:: PASSAGE SHOWN
Although the site certification process has not yet been defined, the MHP SSG identified several aspects that should be considered by the future team that establishes it. It is clearly beyond the scope of the MHP SSG to determine the maximum acceptable risk related to landing site hazards, but the issues below would need to be considered.


Issue #1. Establish terrain knowledge of “lander-scale” terrain obstacles for each landing site (horizontal location and vertical height) to an accuracy consistent with the design of landing systems and mission rules

  • Establish terrain knowledge error to ~10 meters vertical and ~100 meters horizontal within the landing ellipse of each potential landing site [Note: Present average MOLA resolution is 300 m vertical by 3 km horizontal [Zuber et al., 1992], with better resolution for locations where ground tracks overlap and multiple measurements have been made (~1 meters vertical and ~100 meters horizontal [Smith et al., 2001]). We estimate that we would need an order of magnitude better for a landing site ellipse only, so data collection at this scale would not be needed for the whole planet. In addition, the HiRISE instrument on the 2005 orbiter should provide stereo imaging sufficient to meet this information need.

  • Establish slope angles within landing ellipse for EDL and for surface asset design for ease of trafficability.

    • Measure slopes at 1 km, 100 m and 10 m length scales to within 1 degree [Note: consistent with landing site engineering data required by MER landing site selection team, as presented in Golombek et al., 2003; manned/cargo landers would be at least as robust as MER landers, so an increase in precision is not required.]


Issue #2. Establish rock abundance at potential landing sites to a scale consistent with lander footpad design; and if timing permits, feed these data into the lander design process. This relates to the risk of coming to rest in a tilted attitude due to a rock lodged under a footpad (preventing a safe egress, or a stable habitat or proper attitude for future departure from the martian surface).

  • Measure rock abundances to within ~ 5%.

  • Measure rock size distribution with the ability to distinguish rock sizes ~0.1 m [This is consistent with the landing site engineering considerations from Golombek et al., 2003 for the MER sites, and is reasonable given a) the size of landing footpads for a manned/cargo lander; b) the likely measurement capability by 2020].


FINDING: PROPOSED INVESTIGATION AND MEASUREMENTS

6. Determine traction/cohesion in martian soil/regolith (with emphasis on trafficability hazards, such as dust pockets and dunes) throughout planned landing sites; where possible, feed findings into surface asset design requirements.

Measurements:

a. Determine vertical variation in in-situ soil density within the upper 30 cm for rocky areas, on dust dunes, and in dust pockets to within 0.1 g cm-3.

b. Determine variation in in-situ internal angle of friction of soil for dust dunes and dust pockets to within 1 degree.

c. Determine soil cohesion for rocky areas, dust dunes and in dust pockets to within 0.1 kN m-2.
::::
:: PROVIDED INFORMATION
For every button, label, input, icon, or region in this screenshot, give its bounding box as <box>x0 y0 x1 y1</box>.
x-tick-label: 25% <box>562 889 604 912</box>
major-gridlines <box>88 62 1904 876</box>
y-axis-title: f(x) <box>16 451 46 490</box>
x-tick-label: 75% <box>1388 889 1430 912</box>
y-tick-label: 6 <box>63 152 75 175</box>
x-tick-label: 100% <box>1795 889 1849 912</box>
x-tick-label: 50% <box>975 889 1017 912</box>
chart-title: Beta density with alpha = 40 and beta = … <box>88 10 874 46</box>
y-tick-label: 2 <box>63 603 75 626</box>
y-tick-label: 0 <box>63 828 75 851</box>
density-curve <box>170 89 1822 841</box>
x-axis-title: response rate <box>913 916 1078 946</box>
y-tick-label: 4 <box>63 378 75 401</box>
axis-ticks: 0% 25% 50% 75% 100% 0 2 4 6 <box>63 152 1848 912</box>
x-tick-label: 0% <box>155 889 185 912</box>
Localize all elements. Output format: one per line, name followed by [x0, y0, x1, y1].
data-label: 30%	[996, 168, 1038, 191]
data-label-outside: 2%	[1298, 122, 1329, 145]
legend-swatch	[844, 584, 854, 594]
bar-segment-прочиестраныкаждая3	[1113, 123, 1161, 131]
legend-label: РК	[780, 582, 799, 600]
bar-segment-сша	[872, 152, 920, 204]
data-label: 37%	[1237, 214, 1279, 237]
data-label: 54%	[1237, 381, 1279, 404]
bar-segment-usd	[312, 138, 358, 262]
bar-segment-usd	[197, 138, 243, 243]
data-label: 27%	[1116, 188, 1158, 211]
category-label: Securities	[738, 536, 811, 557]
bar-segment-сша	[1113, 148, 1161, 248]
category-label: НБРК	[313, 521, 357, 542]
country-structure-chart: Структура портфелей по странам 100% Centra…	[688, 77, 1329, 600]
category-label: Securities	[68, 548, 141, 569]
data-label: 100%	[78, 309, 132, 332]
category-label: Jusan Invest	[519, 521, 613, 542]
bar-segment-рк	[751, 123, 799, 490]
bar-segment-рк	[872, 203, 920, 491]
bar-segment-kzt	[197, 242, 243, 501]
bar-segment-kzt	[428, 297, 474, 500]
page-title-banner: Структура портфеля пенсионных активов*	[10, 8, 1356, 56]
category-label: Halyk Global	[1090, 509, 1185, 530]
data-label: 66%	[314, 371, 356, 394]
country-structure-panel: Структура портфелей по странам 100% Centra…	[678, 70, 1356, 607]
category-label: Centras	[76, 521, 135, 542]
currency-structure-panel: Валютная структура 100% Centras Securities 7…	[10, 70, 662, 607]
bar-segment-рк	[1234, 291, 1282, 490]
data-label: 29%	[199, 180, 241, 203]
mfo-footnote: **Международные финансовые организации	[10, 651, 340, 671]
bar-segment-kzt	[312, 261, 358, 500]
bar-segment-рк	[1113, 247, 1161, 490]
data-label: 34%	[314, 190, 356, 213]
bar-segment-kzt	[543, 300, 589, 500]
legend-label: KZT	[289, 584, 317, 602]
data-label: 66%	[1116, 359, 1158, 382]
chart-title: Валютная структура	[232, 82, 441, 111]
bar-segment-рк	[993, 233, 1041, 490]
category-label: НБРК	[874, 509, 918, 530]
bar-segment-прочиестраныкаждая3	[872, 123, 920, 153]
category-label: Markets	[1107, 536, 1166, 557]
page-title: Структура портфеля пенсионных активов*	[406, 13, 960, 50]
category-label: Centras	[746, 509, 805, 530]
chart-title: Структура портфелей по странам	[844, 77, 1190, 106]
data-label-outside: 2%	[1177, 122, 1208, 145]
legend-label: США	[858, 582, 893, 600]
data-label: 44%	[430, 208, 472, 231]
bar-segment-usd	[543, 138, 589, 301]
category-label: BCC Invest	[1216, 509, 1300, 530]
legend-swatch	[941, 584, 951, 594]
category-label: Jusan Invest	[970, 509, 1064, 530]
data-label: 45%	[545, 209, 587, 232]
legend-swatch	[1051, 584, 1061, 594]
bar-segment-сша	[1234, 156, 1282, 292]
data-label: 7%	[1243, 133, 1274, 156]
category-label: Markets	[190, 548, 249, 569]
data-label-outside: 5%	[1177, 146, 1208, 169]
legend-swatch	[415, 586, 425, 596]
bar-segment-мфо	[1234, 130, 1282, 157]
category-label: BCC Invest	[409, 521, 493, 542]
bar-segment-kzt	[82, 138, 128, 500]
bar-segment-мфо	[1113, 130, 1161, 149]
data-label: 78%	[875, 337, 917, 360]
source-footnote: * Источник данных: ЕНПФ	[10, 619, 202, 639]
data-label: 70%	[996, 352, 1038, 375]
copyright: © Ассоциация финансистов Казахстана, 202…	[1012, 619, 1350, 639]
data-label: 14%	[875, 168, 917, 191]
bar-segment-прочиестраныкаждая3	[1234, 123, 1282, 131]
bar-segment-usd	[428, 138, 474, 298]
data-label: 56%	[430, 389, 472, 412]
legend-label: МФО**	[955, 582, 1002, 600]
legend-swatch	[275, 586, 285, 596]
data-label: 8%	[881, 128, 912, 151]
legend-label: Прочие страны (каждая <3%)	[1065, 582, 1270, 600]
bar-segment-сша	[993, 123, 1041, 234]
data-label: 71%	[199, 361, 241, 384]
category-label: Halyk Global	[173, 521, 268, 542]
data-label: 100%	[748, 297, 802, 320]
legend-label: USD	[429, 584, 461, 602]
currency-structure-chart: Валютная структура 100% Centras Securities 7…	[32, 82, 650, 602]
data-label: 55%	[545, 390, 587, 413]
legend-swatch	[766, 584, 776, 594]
::::
### BRIEF
Decide whether each statement agrees with the passage on landing site hazards, and back each yes or no with the deciding words of the passage, quoted exactly.
1. Slopes are to be measured at 1 km, 100 m and 10 m length scales.
2. Rock abundances are to be measured to within about 10%.
3. Soil density is to be determined within the upper 30 cm.
The records stand apart from the passage and bear no relation to it.

### REPLY
1. Yes: "Measure slopes at 1 km, 100 m and 10 m length scales to within 1 degree"
2. No: "Measure rock abundances to within ~ 5%."
3. Yes: "Determine vertical variation in in-situ soil density within the upper 30 cm"